● **YOUR TASK**
Transcribe the records below exactly as they appear, omitting any pictures.

● **AVAILABLE RECORDS**
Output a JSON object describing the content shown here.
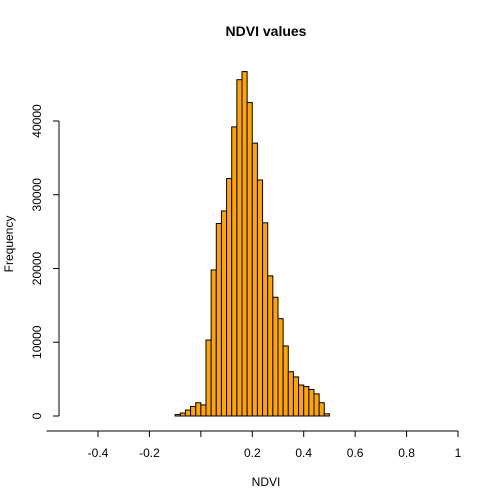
{
  "chart_data": {
    "type": "bar",
    "title": "NDVI values",
    "xlabel": "NDVI",
    "ylabel": "Frequency",
    "xlim": [
      -0.6,
      1.0
    ],
    "ylim": [
      0,
      48000
    ],
    "x_ticks": [
      {
        "value": -0.4,
        "label": "-0.4"
      },
      {
        "value": -0.2,
        "label": "-0.2"
      },
      {
        "value": 0.0,
        "label": ""
      },
      {
        "value": 0.2,
        "label": "0.2"
      },
      {
        "value": 0.4,
        "label": "0.4"
      },
      {
        "value": 0.6,
        "label": "0.6"
      },
      {
        "value": 0.8,
        "label": "0.8"
      },
      {
        "value": 1.0,
        "label": "1"
      }
    ],
    "y_ticks": [
      {
        "value": 0,
        "label": "0"
      },
      {
        "value": 10000,
        "label": "10000"
      },
      {
        "value": 20000,
        "label": "20000"
      },
      {
        "value": 30000,
        "label": "30000"
      },
      {
        "value": 40000,
        "label": "40000"
      }
    ],
    "bin_width": 0.02,
    "bins_start": -0.1,
    "values": [
      200,
      400,
      800,
      1300,
      1800,
      1500,
      10300,
      19800,
      26100,
      27800,
      32200,
      39200,
      45600,
      46700,
      42500,
      37000,
      32000,
      26200,
      19000,
      16100,
      13200,
      9500,
      6000,
      5300,
      4200,
      4000,
      3600,
      3000,
      1800,
      300
    ],
    "bar_color": "#FFA500",
    "grid": false,
    "legend": "none"
  }
}
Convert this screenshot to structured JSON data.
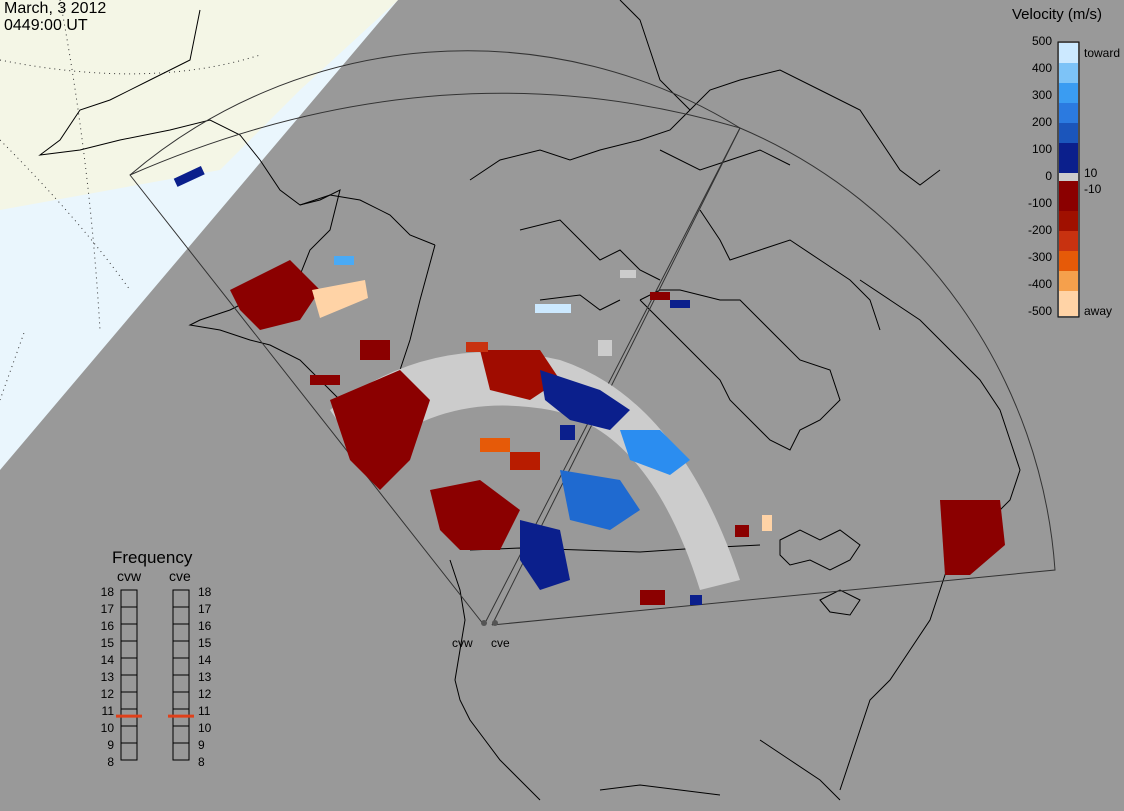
{
  "header": {
    "date": "March, 3 2012",
    "time": "0449:00 UT"
  },
  "legend": {
    "title": "Velocity (m/s)",
    "toward_label": "toward",
    "away_label": "away",
    "ticks": [
      "500",
      "400",
      "300",
      "200",
      "100",
      "0",
      "-100",
      "-200",
      "-300",
      "-400",
      "-500"
    ],
    "threshold_pos": "10",
    "threshold_neg": "-10"
  },
  "frequency_panel": {
    "title": "Frequency",
    "radars": [
      "cvw",
      "cve"
    ],
    "values": [
      "18",
      "17",
      "16",
      "15",
      "14",
      "13",
      "12",
      "11",
      "10",
      "9",
      "8"
    ],
    "current_mhz": [
      10.7,
      10.7
    ],
    "marker_color": "#e0401a"
  },
  "sites": [
    "cvw",
    "cve"
  ],
  "colors": {
    "background": "#999999",
    "daylight": "#f4f6e6",
    "night_sky": "#eaf6fd",
    "scatter_gray": "#cccccc",
    "vel_toward_500": "#cce9ff",
    "vel_toward_300": "#2b8df0",
    "vel_toward_100": "#0b1f8c",
    "vel_away_100": "#8b0000",
    "vel_away_300": "#e65a08",
    "vel_away_500": "#ffd3a6"
  }
}
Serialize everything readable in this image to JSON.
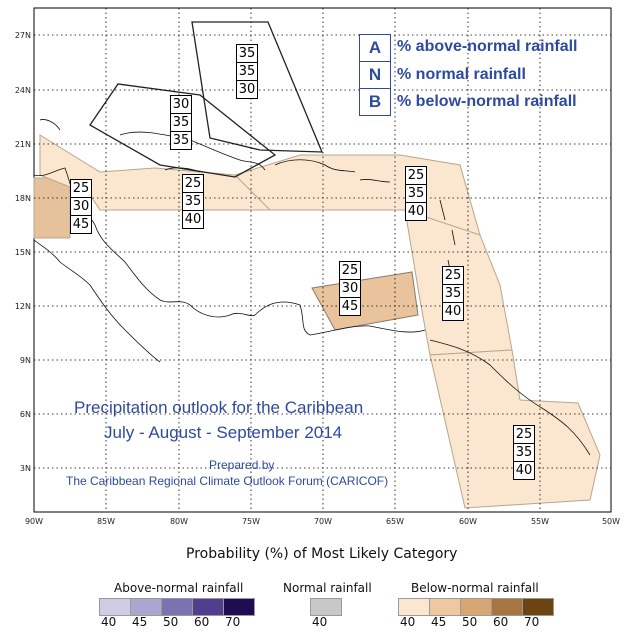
{
  "map": {
    "lat_labels": [
      "27N",
      "24N",
      "21N",
      "18N",
      "15N",
      "12N",
      "9N",
      "6N",
      "3N"
    ],
    "lon_labels": [
      "90W",
      "85W",
      "80W",
      "75W",
      "70W",
      "65W",
      "60W",
      "55W",
      "50W"
    ],
    "colors": {
      "below40": "#fbe6cf",
      "below45": "#eec9a0",
      "land": "#000000",
      "frame": "#000000"
    },
    "regions": [
      {
        "name": "bahamas",
        "above": "35",
        "normal": "35",
        "below": "30"
      },
      {
        "name": "cuba",
        "above": "30",
        "normal": "35",
        "below": "35"
      },
      {
        "name": "belize",
        "above": "25",
        "normal": "30",
        "below": "45"
      },
      {
        "name": "jamaica",
        "above": "25",
        "normal": "35",
        "below": "40"
      },
      {
        "name": "hispaniola-puerto-rico",
        "above": "25",
        "normal": "35",
        "below": "40"
      },
      {
        "name": "abc-islands",
        "above": "25",
        "normal": "30",
        "below": "45"
      },
      {
        "name": "eastern-caribbean",
        "above": "25",
        "normal": "35",
        "below": "40"
      },
      {
        "name": "guianas",
        "above": "25",
        "normal": "35",
        "below": "40"
      }
    ]
  },
  "key": {
    "a_letter": "A",
    "a_text": "% above-normal rainfall",
    "n_letter": "N",
    "n_text": "% normal rainfall",
    "b_letter": "B",
    "b_text": "% below-normal rainfall"
  },
  "outlook": {
    "title1": "Precipitation outlook for the Caribbean",
    "title2": "July - August - September 2014",
    "prepared": "Prepared by",
    "org": "The Caribbean Regional Climate Outlook Forum (CARICOF)"
  },
  "legend": {
    "heading": "Probability (%) of Most Likely Category",
    "above_label": "Above-normal rainfall",
    "normal_label": "Normal rainfall",
    "below_label": "Below-normal rainfall",
    "above_values": [
      "40",
      "45",
      "50",
      "60",
      "70"
    ],
    "above_colors": [
      "#cfcde6",
      "#a9a6d0",
      "#7a73b2",
      "#4f3f8e",
      "#1f0d52"
    ],
    "normal_values": [
      "40"
    ],
    "normal_colors": [
      "#c8c8c8"
    ],
    "below_values": [
      "40",
      "45",
      "50",
      "60",
      "70"
    ],
    "below_colors": [
      "#fbe6cf",
      "#eec9a0",
      "#d8a673",
      "#a77640",
      "#6b4410"
    ]
  }
}
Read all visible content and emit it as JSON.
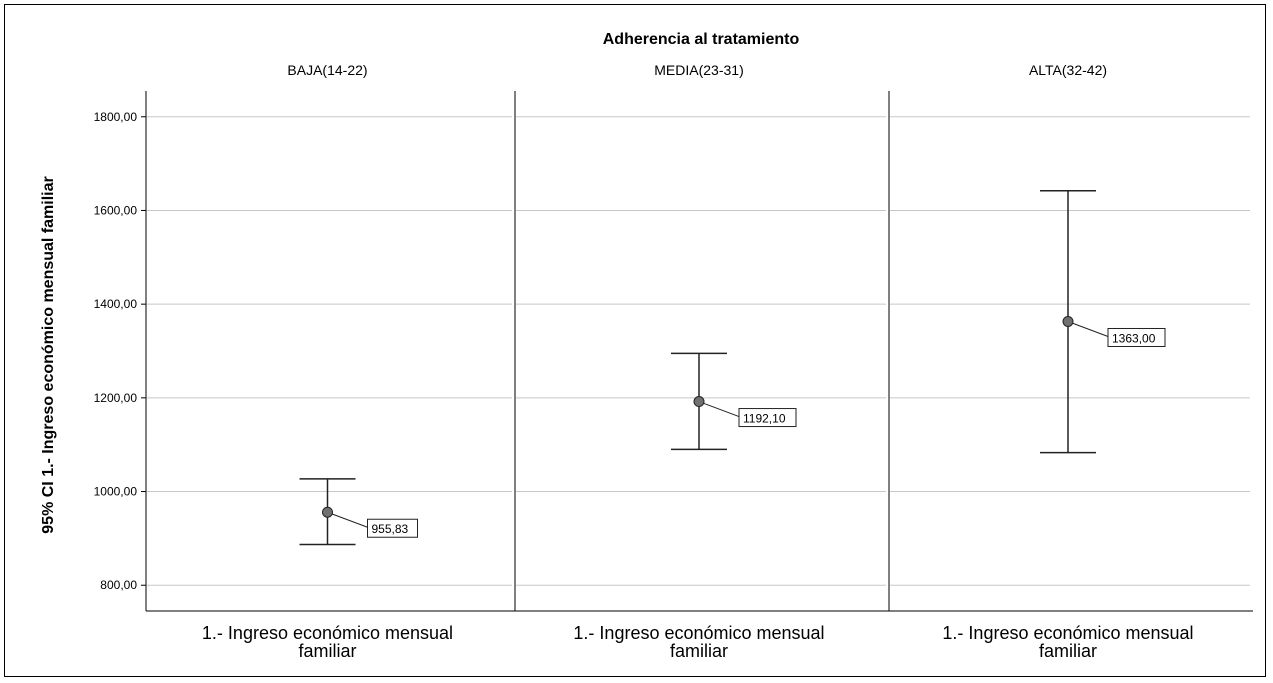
{
  "chart_data": {
    "type": "errorbar",
    "title": "Adherencia al tratamiento",
    "ylabel": "95% CI 1.- Ingreso económico mensual familiar",
    "ylim": [
      745,
      1855
    ],
    "yticks": [
      800,
      1000,
      1200,
      1400,
      1600,
      1800
    ],
    "ytick_labels": [
      "800,00",
      "1000,00",
      "1200,00",
      "1400,00",
      "1600,00",
      "1800,00"
    ],
    "grid": true,
    "panels": [
      {
        "label": "BAJA(14-22)",
        "xlabel": "1.- Ingreso económico mensual familiar",
        "mean": 955.83,
        "mean_label": "955,83",
        "ci_low": 887,
        "ci_high": 1027
      },
      {
        "label": "MEDIA(23-31)",
        "xlabel": "1.- Ingreso económico mensual familiar",
        "mean": 1192.1,
        "mean_label": "1192,10",
        "ci_low": 1090,
        "ci_high": 1295
      },
      {
        "label": "ALTA(32-42)",
        "xlabel": "1.- Ingreso económico mensual familiar",
        "mean": 1363.0,
        "mean_label": "1363,00",
        "ci_low": 1083,
        "ci_high": 1642
      }
    ]
  }
}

● **COMPLETED EXERCISE**
Output a JSON object describing the content shown here.
{
  "chart_data": {
    "type": "bar",
    "title": "NDVI values",
    "xlabel": "NDVI",
    "ylabel": "Frequency",
    "xlim": [
      -0.6,
      1.0
    ],
    "ylim": [
      0,
      48000
    ],
    "x_ticks": [
      {
        "value": -0.4,
        "label": "-0.4"
      },
      {
        "value": -0.2,
        "label": "-0.2"
      },
      {
        "value": 0.0,
        "label": ""
      },
      {
        "value": 0.2,
        "label": "0.2"
      },
      {
        "value": 0.4,
        "label": "0.4"
      },
      {
        "value": 0.6,
        "label": "0.6"
      },
      {
        "value": 0.8,
        "label": "0.8"
      },
      {
        "value": 1.0,
        "label": "1"
      }
    ],
    "y_ticks": [
      {
        "value": 0,
        "label": "0"
      },
      {
        "value": 10000,
        "label": "10000"
      },
      {
        "value": 20000,
        "label": "20000"
      },
      {
        "value": 30000,
        "label": "30000"
      },
      {
        "value": 40000,
        "label": "40000"
      }
    ],
    "bin_width": 0.02,
    "bins_start": -0.1,
    "values": [
      200,
      400,
      800,
      1300,
      1800,
      1500,
      10300,
      19800,
      26100,
      27800,
      32200,
      39200,
      45600,
      46700,
      42500,
      37000,
      32000,
      26200,
      19000,
      16100,
      13200,
      9500,
      6000,
      5300,
      4200,
      4000,
      3600,
      3000,
      1800,
      300
    ],
    "bar_color": "#FFA500",
    "grid": false,
    "legend": "none"
  }
}
Convert this screenshot to structured JSON data.
{
  "header": {
    "date": "March, 3 2012",
    "time": "0449:00 UT"
  },
  "legend": {
    "title": "Velocity (m/s)",
    "toward_label": "toward",
    "away_label": "away",
    "ticks": [
      "500",
      "400",
      "300",
      "200",
      "100",
      "0",
      "-100",
      "-200",
      "-300",
      "-400",
      "-500"
    ],
    "threshold_pos": "10",
    "threshold_neg": "-10"
  },
  "frequency_panel": {
    "title": "Frequency",
    "radars": [
      "cvw",
      "cve"
    ],
    "values": [
      "18",
      "17",
      "16",
      "15",
      "14",
      "13",
      "12",
      "11",
      "10",
      "9",
      "8"
    ],
    "current_mhz": [
      10.7,
      10.7
    ],
    "marker_color": "#e0401a"
  },
  "sites": [
    "cvw",
    "cve"
  ],
  "colors": {
    "background": "#999999",
    "daylight": "#f4f6e6",
    "night_sky": "#eaf6fd",
    "scatter_gray": "#cccccc",
    "vel_toward_500": "#cce9ff",
    "vel_toward_300": "#2b8df0",
    "vel_toward_100": "#0b1f8c",
    "vel_away_100": "#8b0000",
    "vel_away_300": "#e65a08",
    "vel_away_500": "#ffd3a6"
  }
}
Serialize everything readable in this image to JSON.
{
  "map": {
    "lat_labels": [
      "27N",
      "24N",
      "21N",
      "18N",
      "15N",
      "12N",
      "9N",
      "6N",
      "3N"
    ],
    "lon_labels": [
      "90W",
      "85W",
      "80W",
      "75W",
      "70W",
      "65W",
      "60W",
      "55W",
      "50W"
    ],
    "colors": {
      "below40": "#fbe6cf",
      "below45": "#eec9a0",
      "land": "#000000",
      "frame": "#000000"
    },
    "regions": [
      {
        "name": "bahamas",
        "above": "35",
        "normal": "35",
        "below": "30"
      },
      {
        "name": "cuba",
        "above": "30",
        "normal": "35",
        "below": "35"
      },
      {
        "name": "belize",
        "above": "25",
        "normal": "30",
        "below": "45"
      },
      {
        "name": "jamaica",
        "above": "25",
        "normal": "35",
        "below": "40"
      },
      {
        "name": "hispaniola-puerto-rico",
        "above": "25",
        "normal": "35",
        "below": "40"
      },
      {
        "name": "abc-islands",
        "above": "25",
        "normal": "30",
        "below": "45"
      },
      {
        "name": "eastern-caribbean",
        "above": "25",
        "normal": "35",
        "below": "40"
      },
      {
        "name": "guianas",
        "above": "25",
        "normal": "35",
        "below": "40"
      }
    ]
  },
  "key": {
    "a_letter": "A",
    "a_text": "% above-normal rainfall",
    "n_letter": "N",
    "n_text": "% normal rainfall",
    "b_letter": "B",
    "b_text": "% below-normal rainfall"
  },
  "outlook": {
    "title1": "Precipitation outlook for the Caribbean",
    "title2": "July - August - September 2014",
    "prepared": "Prepared by",
    "org": "The Caribbean Regional Climate Outlook Forum (CARICOF)"
  },
  "legend": {
    "heading": "Probability (%) of Most Likely Category",
    "above_label": "Above-normal rainfall",
    "normal_label": "Normal rainfall",
    "below_label": "Below-normal rainfall",
    "above_values": [
      "40",
      "45",
      "50",
      "60",
      "70"
    ],
    "above_colors": [
      "#cfcde6",
      "#a9a6d0",
      "#7a73b2",
      "#4f3f8e",
      "#1f0d52"
    ],
    "normal_values": [
      "40"
    ],
    "normal_colors": [
      "#c8c8c8"
    ],
    "below_values": [
      "40",
      "45",
      "50",
      "60",
      "70"
    ],
    "below_colors": [
      "#fbe6cf",
      "#eec9a0",
      "#d8a673",
      "#a77640",
      "#6b4410"
    ]
  }
}
Read all visible content and emit it as JSON.
{
  "chart_data": {
    "type": "errorbar",
    "title": "Adherencia al tratamiento",
    "ylabel": "95% CI 1.- Ingreso económico mensual familiar",
    "ylim": [
      745,
      1855
    ],
    "yticks": [
      800,
      1000,
      1200,
      1400,
      1600,
      1800
    ],
    "ytick_labels": [
      "800,00",
      "1000,00",
      "1200,00",
      "1400,00",
      "1600,00",
      "1800,00"
    ],
    "grid": true,
    "panels": [
      {
        "label": "BAJA(14-22)",
        "xlabel": "1.- Ingreso económico mensual familiar",
        "mean": 955.83,
        "mean_label": "955,83",
        "ci_low": 887,
        "ci_high": 1027
      },
      {
        "label": "MEDIA(23-31)",
        "xlabel": "1.- Ingreso económico mensual familiar",
        "mean": 1192.1,
        "mean_label": "1192,10",
        "ci_low": 1090,
        "ci_high": 1295
      },
      {
        "label": "ALTA(32-42)",
        "xlabel": "1.- Ingreso económico mensual familiar",
        "mean": 1363.0,
        "mean_label": "1363,00",
        "ci_low": 1083,
        "ci_high": 1642
      }
    ]
  }
}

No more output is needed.